Objective:
Provide the data again in its entirety, exactly as given.

-- START --

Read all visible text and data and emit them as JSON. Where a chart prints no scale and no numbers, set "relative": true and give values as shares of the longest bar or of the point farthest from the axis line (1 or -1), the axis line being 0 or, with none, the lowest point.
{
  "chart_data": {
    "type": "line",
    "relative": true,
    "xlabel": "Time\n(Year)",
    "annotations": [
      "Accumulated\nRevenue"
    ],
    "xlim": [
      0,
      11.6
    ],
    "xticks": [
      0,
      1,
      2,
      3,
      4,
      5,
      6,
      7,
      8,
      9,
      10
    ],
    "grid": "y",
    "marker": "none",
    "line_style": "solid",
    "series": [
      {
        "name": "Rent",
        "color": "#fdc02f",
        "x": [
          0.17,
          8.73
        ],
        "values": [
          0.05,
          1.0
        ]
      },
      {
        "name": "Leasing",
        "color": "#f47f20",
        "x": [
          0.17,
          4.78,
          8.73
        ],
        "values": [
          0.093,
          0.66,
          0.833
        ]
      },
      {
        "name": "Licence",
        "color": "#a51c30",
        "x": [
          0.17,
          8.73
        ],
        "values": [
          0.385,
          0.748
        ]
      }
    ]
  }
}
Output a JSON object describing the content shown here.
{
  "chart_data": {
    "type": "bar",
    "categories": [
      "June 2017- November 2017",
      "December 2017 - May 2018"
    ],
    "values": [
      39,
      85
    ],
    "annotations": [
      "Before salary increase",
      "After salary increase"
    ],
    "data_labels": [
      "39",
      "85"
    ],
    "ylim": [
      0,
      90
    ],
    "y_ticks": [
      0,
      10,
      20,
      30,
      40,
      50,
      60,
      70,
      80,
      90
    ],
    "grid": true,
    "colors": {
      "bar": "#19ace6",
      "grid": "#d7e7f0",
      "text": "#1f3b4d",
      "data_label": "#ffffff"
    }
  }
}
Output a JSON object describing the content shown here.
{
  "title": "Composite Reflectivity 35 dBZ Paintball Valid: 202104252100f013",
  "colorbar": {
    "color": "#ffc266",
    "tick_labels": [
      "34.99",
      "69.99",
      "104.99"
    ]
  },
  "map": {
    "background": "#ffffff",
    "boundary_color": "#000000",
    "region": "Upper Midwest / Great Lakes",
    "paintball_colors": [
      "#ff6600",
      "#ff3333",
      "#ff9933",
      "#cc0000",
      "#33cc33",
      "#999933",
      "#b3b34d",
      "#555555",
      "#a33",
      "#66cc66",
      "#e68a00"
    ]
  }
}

-- END --

Output:
Read all visible text and data and emit them as JSON. Where a chart prints no scale and no numbers, set "relative": true and give values as shares of the longest bar or of the point farthest from the axis line (1 or -1), the axis line being 0 or, with none, the lowest point.
{
  "chart_data": {
    "type": "line",
    "relative": true,
    "xlabel": "Time\n(Year)",
    "annotations": [
      "Accumulated\nRevenue"
    ],
    "xlim": [
      0,
      11.6
    ],
    "xticks": [
      0,
      1,
      2,
      3,
      4,
      5,
      6,
      7,
      8,
      9,
      10
    ],
    "grid": "y",
    "marker": "none",
    "line_style": "solid",
    "series": [
      {
        "name": "Rent",
        "color": "#fdc02f",
        "x": [
          0.17,
          8.73
        ],
        "values": [
          0.05,
          1.0
        ]
      },
      {
        "name": "Leasing",
        "color": "#f47f20",
        "x": [
          0.17,
          4.78,
          8.73
        ],
        "values": [
          0.093,
          0.66,
          0.833
        ]
      },
      {
        "name": "Licence",
        "color": "#a51c30",
        "x": [
          0.17,
          8.73
        ],
        "values": [
          0.385,
          0.748
        ]
      }
    ]
  }
}
Output a JSON object describing the content shown here.
{
  "chart_data": {
    "type": "bar",
    "categories": [
      "June 2017- November 2017",
      "December 2017 - May 2018"
    ],
    "values": [
      39,
      85
    ],
    "annotations": [
      "Before salary increase",
      "After salary increase"
    ],
    "data_labels": [
      "39",
      "85"
    ],
    "ylim": [
      0,
      90
    ],
    "y_ticks": [
      0,
      10,
      20,
      30,
      40,
      50,
      60,
      70,
      80,
      90
    ],
    "grid": true,
    "colors": {
      "bar": "#19ace6",
      "grid": "#d7e7f0",
      "text": "#1f3b4d",
      "data_label": "#ffffff"
    }
  }
}
Output a JSON object describing the content shown here.
{
  "title": "Composite Reflectivity 35 dBZ Paintball Valid: 202104252100f013",
  "colorbar": {
    "color": "#ffc266",
    "tick_labels": [
      "34.99",
      "69.99",
      "104.99"
    ]
  },
  "map": {
    "background": "#ffffff",
    "boundary_color": "#000000",
    "region": "Upper Midwest / Great Lakes",
    "paintball_colors": [
      "#ff6600",
      "#ff3333",
      "#ff9933",
      "#cc0000",
      "#33cc33",
      "#999933",
      "#b3b34d",
      "#555555",
      "#a33",
      "#66cc66",
      "#e68a00"
    ]
  }
}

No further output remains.